— Start RECORDS PROVIDED —

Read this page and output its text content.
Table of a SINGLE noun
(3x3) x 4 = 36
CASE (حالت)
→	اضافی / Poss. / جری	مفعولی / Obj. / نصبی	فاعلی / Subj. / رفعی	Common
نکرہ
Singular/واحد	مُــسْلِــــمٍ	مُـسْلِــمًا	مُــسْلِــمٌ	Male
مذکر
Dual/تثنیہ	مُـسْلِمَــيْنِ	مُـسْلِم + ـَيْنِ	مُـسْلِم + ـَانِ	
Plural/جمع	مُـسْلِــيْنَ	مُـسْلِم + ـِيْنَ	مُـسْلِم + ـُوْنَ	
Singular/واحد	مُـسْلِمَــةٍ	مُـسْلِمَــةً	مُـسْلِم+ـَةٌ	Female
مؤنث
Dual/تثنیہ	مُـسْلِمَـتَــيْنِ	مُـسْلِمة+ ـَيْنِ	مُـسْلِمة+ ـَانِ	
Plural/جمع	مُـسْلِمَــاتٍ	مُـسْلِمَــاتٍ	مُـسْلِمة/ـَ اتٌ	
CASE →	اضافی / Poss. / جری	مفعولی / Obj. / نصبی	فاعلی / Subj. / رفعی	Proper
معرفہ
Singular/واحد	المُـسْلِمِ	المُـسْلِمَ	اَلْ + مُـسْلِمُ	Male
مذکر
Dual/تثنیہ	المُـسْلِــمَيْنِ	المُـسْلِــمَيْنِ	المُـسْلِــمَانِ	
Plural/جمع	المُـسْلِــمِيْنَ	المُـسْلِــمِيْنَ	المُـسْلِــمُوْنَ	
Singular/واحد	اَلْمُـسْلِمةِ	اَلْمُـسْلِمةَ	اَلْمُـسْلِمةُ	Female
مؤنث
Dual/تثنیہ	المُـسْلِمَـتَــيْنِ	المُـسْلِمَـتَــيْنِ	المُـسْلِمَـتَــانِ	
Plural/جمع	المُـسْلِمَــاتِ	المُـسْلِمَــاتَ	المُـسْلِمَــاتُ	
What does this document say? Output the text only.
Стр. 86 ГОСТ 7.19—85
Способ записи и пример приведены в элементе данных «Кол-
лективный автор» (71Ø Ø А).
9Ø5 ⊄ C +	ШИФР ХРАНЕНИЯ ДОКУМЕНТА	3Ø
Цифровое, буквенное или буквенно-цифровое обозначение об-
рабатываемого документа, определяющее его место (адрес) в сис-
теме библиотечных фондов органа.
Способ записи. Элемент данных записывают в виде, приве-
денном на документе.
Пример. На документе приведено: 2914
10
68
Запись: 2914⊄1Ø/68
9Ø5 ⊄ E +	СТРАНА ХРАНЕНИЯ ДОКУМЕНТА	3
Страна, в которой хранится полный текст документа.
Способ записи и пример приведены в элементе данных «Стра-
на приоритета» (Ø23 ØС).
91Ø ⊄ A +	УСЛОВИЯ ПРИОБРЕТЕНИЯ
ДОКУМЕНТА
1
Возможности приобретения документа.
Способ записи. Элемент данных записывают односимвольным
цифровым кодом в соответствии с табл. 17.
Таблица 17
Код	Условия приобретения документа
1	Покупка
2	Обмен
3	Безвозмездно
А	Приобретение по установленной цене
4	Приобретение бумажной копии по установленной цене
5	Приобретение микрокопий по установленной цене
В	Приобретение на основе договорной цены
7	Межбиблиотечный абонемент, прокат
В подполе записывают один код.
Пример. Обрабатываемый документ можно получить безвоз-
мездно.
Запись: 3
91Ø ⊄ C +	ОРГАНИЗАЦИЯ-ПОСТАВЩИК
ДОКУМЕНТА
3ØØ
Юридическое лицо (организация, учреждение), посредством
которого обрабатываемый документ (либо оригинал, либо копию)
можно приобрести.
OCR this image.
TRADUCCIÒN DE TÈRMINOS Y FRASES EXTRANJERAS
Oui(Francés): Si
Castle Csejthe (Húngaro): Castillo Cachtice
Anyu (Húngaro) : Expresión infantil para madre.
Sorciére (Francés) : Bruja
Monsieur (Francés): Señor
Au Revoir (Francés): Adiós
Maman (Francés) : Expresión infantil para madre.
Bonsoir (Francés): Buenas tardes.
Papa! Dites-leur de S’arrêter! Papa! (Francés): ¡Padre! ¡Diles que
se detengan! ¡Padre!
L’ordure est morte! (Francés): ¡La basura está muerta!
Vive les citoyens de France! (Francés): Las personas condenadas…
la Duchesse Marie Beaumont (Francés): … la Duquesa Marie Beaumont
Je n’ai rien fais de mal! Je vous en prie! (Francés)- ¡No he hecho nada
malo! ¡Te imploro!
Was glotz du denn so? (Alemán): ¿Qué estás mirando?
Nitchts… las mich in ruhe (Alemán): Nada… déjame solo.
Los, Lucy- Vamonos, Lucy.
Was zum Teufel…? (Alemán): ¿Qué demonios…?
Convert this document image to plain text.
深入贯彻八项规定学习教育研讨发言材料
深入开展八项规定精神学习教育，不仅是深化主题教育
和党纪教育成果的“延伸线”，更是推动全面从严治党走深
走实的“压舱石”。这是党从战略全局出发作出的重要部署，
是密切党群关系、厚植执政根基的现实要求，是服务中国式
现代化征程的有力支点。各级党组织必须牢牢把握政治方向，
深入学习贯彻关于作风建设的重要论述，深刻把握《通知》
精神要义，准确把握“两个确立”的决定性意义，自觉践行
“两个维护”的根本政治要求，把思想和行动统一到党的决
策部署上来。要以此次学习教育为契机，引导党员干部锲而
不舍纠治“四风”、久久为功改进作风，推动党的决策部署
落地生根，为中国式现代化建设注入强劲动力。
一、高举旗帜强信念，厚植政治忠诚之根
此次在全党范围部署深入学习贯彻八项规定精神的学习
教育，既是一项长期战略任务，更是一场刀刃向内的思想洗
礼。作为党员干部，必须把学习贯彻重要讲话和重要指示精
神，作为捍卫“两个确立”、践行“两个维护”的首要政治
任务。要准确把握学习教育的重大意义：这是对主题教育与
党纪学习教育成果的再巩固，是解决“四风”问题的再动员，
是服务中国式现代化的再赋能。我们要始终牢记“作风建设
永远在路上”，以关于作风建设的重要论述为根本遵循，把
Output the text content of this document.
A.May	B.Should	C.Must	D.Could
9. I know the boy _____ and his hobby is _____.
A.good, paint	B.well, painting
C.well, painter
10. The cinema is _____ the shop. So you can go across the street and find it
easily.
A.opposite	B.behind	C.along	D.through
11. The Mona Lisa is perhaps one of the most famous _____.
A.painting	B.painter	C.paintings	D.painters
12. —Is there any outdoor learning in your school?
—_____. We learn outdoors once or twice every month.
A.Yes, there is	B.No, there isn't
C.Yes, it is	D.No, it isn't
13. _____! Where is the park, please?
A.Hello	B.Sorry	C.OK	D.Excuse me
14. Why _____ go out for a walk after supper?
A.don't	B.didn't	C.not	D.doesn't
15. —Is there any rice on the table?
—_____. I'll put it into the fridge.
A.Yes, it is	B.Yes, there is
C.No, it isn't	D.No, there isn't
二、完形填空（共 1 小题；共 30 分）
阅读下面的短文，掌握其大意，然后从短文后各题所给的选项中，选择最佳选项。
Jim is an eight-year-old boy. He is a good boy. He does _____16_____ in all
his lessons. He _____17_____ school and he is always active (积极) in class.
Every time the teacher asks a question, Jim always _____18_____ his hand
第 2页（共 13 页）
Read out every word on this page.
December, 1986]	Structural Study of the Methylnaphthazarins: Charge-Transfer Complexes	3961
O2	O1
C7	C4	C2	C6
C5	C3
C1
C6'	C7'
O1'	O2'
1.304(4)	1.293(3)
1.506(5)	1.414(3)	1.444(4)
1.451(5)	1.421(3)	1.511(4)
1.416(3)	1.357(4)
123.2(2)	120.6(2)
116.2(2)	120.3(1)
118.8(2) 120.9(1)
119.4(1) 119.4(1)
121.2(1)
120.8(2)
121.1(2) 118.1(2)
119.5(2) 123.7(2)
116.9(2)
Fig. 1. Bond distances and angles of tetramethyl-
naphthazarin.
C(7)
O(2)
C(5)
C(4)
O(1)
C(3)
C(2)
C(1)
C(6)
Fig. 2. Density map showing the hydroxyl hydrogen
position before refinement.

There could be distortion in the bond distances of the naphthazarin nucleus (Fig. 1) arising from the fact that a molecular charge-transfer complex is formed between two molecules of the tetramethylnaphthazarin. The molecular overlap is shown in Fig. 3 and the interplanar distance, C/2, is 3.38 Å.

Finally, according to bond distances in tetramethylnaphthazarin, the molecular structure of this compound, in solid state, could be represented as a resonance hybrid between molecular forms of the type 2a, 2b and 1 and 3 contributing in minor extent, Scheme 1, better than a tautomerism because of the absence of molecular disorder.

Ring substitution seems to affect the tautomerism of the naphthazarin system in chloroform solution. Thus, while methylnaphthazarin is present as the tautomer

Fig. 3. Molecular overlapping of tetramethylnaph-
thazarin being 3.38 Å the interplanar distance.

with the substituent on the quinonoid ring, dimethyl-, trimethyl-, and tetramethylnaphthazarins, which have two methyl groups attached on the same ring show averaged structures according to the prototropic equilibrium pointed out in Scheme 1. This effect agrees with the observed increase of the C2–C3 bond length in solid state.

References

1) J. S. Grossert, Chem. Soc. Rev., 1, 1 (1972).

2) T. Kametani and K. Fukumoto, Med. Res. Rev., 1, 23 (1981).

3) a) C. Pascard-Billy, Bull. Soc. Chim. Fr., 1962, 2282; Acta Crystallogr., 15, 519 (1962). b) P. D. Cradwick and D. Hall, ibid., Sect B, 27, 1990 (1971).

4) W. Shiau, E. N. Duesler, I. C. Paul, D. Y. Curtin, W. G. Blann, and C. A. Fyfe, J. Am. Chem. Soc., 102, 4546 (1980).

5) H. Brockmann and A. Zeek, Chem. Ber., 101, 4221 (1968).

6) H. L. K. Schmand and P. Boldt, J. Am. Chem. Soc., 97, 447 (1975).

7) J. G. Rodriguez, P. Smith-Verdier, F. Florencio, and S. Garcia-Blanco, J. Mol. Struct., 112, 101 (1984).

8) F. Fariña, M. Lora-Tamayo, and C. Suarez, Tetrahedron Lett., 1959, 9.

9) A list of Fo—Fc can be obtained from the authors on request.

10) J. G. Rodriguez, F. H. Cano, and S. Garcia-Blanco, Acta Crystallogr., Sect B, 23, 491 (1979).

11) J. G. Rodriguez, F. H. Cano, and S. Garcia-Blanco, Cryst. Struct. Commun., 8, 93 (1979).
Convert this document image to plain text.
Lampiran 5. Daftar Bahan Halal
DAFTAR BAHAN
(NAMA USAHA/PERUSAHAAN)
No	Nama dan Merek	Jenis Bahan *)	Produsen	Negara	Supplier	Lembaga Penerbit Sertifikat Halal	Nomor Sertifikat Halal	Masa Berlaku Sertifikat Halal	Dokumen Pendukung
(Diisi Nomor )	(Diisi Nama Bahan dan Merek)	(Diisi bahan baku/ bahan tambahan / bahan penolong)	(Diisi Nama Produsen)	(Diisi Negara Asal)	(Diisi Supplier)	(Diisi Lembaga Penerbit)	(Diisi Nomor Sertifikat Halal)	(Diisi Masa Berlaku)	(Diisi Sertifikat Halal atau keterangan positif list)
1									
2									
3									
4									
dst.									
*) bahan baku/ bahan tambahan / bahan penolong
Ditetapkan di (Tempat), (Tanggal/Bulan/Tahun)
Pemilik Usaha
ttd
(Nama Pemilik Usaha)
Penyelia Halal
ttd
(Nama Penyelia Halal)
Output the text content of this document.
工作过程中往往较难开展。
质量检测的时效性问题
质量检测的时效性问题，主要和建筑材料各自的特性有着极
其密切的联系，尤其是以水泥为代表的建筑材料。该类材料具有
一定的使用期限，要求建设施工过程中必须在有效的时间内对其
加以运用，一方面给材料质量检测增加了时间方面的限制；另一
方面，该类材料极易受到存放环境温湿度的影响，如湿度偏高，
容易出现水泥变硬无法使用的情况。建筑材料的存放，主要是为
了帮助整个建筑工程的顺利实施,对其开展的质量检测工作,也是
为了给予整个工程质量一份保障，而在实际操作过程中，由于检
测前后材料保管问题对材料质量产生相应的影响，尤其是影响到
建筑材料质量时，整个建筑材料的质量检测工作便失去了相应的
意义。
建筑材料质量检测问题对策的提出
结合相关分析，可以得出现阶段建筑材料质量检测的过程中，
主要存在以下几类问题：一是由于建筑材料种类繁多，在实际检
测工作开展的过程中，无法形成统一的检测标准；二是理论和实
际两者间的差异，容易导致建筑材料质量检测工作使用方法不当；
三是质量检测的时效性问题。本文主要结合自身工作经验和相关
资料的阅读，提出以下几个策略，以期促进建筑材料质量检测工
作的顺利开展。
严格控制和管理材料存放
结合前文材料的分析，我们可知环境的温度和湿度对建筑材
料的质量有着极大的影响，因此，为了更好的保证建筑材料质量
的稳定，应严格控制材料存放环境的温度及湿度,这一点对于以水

— End RECORDS PROVIDED —

— TASK TO COMPLETE —
Go through the material above and copy each line that has the word "приведены".

— SOLVED EXERCISE —
Способ записи и пример приведены в элементе данных «Кол-
Способ записи и пример приведены в элементе данных «Стра-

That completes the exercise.